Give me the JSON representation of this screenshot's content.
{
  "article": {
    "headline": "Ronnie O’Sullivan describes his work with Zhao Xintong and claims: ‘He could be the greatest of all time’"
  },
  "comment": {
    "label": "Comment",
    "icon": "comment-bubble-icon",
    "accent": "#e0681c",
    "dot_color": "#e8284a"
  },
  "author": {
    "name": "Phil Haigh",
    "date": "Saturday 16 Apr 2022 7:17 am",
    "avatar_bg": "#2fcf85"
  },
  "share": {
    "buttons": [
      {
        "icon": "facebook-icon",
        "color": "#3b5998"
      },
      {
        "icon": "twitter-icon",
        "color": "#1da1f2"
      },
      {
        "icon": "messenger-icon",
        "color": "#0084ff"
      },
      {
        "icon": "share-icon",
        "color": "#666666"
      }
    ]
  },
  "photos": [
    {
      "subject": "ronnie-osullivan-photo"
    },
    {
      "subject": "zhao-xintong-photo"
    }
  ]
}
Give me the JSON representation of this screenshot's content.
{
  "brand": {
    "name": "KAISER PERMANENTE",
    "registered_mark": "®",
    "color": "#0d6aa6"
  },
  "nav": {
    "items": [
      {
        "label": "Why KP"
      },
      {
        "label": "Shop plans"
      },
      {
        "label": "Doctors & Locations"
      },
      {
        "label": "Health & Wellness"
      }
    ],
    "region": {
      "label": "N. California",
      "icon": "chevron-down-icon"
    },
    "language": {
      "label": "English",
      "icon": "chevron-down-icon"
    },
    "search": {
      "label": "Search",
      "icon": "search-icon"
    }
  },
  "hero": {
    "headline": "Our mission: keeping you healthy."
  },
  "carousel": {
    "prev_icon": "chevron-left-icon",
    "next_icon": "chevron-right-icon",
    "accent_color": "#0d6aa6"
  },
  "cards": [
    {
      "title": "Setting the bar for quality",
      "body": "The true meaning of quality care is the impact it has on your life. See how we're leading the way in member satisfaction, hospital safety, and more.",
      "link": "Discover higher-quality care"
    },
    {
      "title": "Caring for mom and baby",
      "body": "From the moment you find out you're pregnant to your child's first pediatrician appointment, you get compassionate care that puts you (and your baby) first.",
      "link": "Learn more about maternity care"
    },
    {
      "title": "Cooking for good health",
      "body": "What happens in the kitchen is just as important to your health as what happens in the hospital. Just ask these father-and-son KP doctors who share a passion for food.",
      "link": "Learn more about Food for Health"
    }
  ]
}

◆ **Short exercise**
Lines that hold "Learn" are the ones to copy; find all of them.

◆ **Full answer**
      "link": "Learn more about maternity care"
      "link": "Learn more about Food for Health"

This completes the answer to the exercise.